**Part of a data file:**
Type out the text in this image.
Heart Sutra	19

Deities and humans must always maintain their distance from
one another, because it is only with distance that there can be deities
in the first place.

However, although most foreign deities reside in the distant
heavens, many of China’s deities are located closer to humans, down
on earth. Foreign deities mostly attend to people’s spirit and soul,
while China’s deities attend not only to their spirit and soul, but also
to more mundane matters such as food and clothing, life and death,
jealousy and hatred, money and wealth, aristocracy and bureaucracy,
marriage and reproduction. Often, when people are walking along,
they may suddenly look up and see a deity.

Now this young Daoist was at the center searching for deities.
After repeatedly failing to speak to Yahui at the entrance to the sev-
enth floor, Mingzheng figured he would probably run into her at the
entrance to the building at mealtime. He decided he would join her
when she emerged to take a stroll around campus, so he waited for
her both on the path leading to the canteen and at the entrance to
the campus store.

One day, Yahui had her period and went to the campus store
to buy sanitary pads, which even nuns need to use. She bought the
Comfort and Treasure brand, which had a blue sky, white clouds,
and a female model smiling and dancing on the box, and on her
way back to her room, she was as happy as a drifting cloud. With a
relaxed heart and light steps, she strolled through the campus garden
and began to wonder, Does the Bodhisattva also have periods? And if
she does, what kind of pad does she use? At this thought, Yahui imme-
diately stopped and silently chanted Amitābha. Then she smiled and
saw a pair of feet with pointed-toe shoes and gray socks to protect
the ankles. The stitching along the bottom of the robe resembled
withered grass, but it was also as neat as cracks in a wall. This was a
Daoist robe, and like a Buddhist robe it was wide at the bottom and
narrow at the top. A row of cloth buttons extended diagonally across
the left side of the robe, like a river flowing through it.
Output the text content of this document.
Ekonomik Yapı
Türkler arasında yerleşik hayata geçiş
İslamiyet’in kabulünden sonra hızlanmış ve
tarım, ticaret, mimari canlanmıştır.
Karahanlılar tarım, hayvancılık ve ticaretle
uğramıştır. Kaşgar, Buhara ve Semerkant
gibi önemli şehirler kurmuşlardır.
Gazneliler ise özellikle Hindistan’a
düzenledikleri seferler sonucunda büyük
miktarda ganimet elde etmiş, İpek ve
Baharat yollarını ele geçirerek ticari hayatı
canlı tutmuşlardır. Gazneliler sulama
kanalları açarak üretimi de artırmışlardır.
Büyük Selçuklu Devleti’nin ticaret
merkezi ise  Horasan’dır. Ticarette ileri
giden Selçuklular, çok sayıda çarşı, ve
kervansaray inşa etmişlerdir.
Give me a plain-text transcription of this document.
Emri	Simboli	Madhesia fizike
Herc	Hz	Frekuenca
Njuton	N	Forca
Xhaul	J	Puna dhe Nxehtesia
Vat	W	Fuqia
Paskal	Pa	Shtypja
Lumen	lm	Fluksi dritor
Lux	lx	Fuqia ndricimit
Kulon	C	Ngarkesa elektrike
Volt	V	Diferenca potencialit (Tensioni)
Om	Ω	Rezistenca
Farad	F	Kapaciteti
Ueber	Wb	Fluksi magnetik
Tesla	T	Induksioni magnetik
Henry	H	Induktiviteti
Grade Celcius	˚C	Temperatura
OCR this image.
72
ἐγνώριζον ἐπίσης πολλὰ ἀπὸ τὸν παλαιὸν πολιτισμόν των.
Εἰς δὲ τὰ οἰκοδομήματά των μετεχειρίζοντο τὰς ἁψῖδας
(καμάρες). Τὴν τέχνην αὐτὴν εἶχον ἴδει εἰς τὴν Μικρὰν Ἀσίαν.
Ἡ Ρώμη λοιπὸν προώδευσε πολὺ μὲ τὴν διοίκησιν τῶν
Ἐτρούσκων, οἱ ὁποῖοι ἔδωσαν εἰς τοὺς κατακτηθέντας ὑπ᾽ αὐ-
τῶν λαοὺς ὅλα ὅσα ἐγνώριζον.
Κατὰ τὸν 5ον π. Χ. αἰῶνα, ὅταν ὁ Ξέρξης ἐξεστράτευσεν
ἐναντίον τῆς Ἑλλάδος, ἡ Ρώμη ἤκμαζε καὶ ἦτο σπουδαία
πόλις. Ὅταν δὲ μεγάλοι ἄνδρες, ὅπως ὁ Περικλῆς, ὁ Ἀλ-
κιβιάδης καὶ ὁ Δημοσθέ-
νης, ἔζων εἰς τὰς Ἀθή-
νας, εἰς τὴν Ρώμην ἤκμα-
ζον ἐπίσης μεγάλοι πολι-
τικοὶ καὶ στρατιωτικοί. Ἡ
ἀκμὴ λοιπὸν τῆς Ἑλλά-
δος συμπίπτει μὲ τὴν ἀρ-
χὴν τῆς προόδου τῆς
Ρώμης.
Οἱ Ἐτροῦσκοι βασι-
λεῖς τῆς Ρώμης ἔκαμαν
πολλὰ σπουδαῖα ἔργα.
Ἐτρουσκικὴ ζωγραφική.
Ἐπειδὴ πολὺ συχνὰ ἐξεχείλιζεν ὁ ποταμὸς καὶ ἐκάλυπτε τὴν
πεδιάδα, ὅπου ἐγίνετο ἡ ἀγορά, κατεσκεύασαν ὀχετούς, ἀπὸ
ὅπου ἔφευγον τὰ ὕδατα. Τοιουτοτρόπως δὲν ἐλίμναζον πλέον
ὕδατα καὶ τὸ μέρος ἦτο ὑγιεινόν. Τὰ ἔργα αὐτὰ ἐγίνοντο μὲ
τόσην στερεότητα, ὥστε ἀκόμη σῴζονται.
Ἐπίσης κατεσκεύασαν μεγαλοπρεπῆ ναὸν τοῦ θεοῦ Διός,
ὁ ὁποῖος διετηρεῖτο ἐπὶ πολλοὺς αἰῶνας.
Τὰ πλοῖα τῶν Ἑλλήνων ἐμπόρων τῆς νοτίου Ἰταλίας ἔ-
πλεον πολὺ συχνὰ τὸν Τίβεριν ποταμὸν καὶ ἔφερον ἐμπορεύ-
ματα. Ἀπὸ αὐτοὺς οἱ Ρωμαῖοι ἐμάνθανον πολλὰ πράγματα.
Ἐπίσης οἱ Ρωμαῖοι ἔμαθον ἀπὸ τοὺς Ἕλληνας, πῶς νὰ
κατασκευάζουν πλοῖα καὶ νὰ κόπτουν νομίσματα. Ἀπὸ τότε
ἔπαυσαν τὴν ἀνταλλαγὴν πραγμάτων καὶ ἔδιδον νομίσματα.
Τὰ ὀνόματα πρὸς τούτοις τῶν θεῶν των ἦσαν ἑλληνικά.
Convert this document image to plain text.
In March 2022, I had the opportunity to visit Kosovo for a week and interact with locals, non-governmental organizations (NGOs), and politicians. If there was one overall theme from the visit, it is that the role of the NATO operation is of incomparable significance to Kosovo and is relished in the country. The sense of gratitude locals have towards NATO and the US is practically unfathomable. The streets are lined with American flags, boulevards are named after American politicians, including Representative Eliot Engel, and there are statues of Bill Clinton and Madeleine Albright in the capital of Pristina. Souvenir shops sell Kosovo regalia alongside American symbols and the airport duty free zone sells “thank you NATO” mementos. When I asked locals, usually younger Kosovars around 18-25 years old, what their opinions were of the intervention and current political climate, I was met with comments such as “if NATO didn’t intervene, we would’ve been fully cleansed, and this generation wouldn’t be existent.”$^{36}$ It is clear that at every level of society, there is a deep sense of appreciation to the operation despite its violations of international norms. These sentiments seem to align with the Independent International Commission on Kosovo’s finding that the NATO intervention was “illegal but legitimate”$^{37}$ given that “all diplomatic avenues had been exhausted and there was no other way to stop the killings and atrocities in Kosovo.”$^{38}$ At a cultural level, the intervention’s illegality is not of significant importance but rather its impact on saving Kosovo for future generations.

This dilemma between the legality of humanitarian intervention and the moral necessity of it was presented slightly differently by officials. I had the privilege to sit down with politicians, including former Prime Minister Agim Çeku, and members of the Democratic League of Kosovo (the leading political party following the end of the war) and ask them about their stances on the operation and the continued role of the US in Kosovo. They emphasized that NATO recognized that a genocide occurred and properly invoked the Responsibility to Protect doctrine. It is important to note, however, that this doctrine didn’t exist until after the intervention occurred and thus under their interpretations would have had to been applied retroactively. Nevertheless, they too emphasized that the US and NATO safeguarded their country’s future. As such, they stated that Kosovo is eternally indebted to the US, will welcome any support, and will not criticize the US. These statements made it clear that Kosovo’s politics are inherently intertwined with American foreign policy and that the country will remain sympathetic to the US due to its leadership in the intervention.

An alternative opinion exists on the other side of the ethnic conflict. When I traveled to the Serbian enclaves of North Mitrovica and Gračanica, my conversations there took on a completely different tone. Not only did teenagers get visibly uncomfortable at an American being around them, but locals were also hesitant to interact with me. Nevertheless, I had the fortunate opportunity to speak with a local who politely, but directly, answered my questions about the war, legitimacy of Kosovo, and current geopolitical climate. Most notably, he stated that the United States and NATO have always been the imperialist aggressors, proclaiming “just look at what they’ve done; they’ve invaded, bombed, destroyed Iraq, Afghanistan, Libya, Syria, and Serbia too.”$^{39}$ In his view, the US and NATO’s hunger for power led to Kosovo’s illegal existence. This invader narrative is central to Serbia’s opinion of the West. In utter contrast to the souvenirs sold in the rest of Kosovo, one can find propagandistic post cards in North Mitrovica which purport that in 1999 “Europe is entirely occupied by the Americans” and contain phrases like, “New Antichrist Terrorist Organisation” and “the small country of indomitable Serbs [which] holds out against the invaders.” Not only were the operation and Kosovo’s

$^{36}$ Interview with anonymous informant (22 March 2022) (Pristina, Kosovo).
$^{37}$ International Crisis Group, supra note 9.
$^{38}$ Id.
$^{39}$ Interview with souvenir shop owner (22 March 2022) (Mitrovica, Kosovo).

**Objective:**
Each line that has the word "συχνὰ" counts once. How many such lines are in the data? Give the number alone.

**Exercise result:**
2